TASK DATA =>

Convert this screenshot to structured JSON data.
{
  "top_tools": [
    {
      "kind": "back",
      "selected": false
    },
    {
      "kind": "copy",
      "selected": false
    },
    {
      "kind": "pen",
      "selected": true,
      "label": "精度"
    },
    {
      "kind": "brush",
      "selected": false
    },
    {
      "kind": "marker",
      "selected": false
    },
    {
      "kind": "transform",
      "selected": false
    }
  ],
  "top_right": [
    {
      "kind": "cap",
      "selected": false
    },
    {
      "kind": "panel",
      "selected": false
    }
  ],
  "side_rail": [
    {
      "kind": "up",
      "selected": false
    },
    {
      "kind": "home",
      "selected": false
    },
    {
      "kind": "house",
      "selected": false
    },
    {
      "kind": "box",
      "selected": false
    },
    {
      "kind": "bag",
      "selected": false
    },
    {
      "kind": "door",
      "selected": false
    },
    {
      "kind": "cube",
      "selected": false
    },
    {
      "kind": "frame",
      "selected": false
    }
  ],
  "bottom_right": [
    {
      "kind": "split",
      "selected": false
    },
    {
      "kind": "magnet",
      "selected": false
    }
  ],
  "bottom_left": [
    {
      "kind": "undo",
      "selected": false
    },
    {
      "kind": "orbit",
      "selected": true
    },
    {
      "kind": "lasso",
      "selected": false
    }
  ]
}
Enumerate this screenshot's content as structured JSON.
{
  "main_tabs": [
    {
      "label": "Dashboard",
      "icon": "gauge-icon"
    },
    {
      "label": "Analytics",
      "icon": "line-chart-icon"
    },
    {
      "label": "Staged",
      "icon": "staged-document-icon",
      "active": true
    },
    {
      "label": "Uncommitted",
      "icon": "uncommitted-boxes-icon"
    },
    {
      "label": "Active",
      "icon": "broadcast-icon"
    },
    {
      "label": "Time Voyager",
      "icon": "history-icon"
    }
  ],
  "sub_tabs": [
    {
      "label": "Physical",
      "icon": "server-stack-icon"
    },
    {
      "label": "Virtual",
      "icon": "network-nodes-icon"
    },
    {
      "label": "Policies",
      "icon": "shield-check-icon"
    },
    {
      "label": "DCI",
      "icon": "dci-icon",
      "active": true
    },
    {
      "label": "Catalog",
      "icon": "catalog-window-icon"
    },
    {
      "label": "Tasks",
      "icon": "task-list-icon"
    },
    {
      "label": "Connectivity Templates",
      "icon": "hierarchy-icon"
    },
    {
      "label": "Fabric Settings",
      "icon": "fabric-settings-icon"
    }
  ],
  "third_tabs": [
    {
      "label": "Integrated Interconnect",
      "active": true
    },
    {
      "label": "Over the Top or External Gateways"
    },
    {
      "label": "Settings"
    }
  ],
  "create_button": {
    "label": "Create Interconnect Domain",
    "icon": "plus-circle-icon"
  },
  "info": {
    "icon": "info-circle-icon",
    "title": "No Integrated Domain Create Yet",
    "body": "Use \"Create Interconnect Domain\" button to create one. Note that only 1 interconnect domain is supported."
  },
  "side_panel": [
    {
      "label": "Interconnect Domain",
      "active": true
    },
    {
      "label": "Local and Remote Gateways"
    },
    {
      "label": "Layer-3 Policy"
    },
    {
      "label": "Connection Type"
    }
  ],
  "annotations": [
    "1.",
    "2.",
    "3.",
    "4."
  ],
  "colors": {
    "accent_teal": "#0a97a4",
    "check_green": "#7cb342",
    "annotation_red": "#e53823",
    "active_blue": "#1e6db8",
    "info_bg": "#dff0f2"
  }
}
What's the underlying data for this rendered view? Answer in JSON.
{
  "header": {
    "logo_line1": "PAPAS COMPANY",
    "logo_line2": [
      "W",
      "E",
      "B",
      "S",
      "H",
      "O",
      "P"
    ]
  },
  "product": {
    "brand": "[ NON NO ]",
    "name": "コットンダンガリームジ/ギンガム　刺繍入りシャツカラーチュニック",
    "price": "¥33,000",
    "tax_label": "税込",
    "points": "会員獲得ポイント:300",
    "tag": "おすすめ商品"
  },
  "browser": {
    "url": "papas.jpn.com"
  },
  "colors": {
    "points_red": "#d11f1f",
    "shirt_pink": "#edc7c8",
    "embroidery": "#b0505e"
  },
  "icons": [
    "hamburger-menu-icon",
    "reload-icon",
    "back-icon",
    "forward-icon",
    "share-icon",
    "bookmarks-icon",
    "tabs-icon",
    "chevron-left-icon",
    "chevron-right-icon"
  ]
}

REQUIRED TASK => Restate each entry exactly, skipping none.

WRITTEN RESPONSE =>
Convert this screenshot to structured JSON data.
{
  "top_tools": [
    {
      "kind": "back",
      "selected": false
    },
    {
      "kind": "copy",
      "selected": false
    },
    {
      "kind": "pen",
      "selected": true,
      "label": "精度"
    },
    {
      "kind": "brush",
      "selected": false
    },
    {
      "kind": "marker",
      "selected": false
    },
    {
      "kind": "transform",
      "selected": false
    }
  ],
  "top_right": [
    {
      "kind": "cap",
      "selected": false
    },
    {
      "kind": "panel",
      "selected": false
    }
  ],
  "side_rail": [
    {
      "kind": "up",
      "selected": false
    },
    {
      "kind": "home",
      "selected": false
    },
    {
      "kind": "house",
      "selected": false
    },
    {
      "kind": "box",
      "selected": false
    },
    {
      "kind": "bag",
      "selected": false
    },
    {
      "kind": "door",
      "selected": false
    },
    {
      "kind": "cube",
      "selected": false
    },
    {
      "kind": "frame",
      "selected": false
    }
  ],
  "bottom_right": [
    {
      "kind": "split",
      "selected": false
    },
    {
      "kind": "magnet",
      "selected": false
    }
  ],
  "bottom_left": [
    {
      "kind": "undo",
      "selected": false
    },
    {
      "kind": "orbit",
      "selected": true
    },
    {
      "kind": "lasso",
      "selected": false
    }
  ]
}
Enumerate this screenshot's content as structured JSON.
{
  "main_tabs": [
    {
      "label": "Dashboard",
      "icon": "gauge-icon"
    },
    {
      "label": "Analytics",
      "icon": "line-chart-icon"
    },
    {
      "label": "Staged",
      "icon": "staged-document-icon",
      "active": true
    },
    {
      "label": "Uncommitted",
      "icon": "uncommitted-boxes-icon"
    },
    {
      "label": "Active",
      "icon": "broadcast-icon"
    },
    {
      "label": "Time Voyager",
      "icon": "history-icon"
    }
  ],
  "sub_tabs": [
    {
      "label": "Physical",
      "icon": "server-stack-icon"
    },
    {
      "label": "Virtual",
      "icon": "network-nodes-icon"
    },
    {
      "label": "Policies",
      "icon": "shield-check-icon"
    },
    {
      "label": "DCI",
      "icon": "dci-icon",
      "active": true
    },
    {
      "label": "Catalog",
      "icon": "catalog-window-icon"
    },
    {
      "label": "Tasks",
      "icon": "task-list-icon"
    },
    {
      "label": "Connectivity Templates",
      "icon": "hierarchy-icon"
    },
    {
      "label": "Fabric Settings",
      "icon": "fabric-settings-icon"
    }
  ],
  "third_tabs": [
    {
      "label": "Integrated Interconnect",
      "active": true
    },
    {
      "label": "Over the Top or External Gateways"
    },
    {
      "label": "Settings"
    }
  ],
  "create_button": {
    "label": "Create Interconnect Domain",
    "icon": "plus-circle-icon"
  },
  "info": {
    "icon": "info-circle-icon",
    "title": "No Integrated Domain Create Yet",
    "body": "Use \"Create Interconnect Domain\" button to create one. Note that only 1 interconnect domain is supported."
  },
  "side_panel": [
    {
      "label": "Interconnect Domain",
      "active": true
    },
    {
      "label": "Local and Remote Gateways"
    },
    {
      "label": "Layer-3 Policy"
    },
    {
      "label": "Connection Type"
    }
  ],
  "annotations": [
    "1.",
    "2.",
    "3.",
    "4."
  ],
  "colors": {
    "accent_teal": "#0a97a4",
    "check_green": "#7cb342",
    "annotation_red": "#e53823",
    "active_blue": "#1e6db8",
    "info_bg": "#dff0f2"
  }
}
What's the underlying data for this rendered view? Answer in JSON.
{
  "header": {
    "logo_line1": "PAPAS COMPANY",
    "logo_line2": [
      "W",
      "E",
      "B",
      "S",
      "H",
      "O",
      "P"
    ]
  },
  "product": {
    "brand": "[ NON NO ]",
    "name": "コットンダンガリームジ/ギンガム　刺繍入りシャツカラーチュニック",
    "price": "¥33,000",
    "tax_label": "税込",
    "points": "会員獲得ポイント:300",
    "tag": "おすすめ商品"
  },
  "browser": {
    "url": "papas.jpn.com"
  },
  "colors": {
    "points_red": "#d11f1f",
    "shirt_pink": "#edc7c8",
    "embroidery": "#b0505e"
  },
  "icons": [
    "hamburger-menu-icon",
    "reload-icon",
    "back-icon",
    "forward-icon",
    "share-icon",
    "bookmarks-icon",
    "tabs-icon",
    "chevron-left-icon",
    "chevron-right-icon"
  ]
}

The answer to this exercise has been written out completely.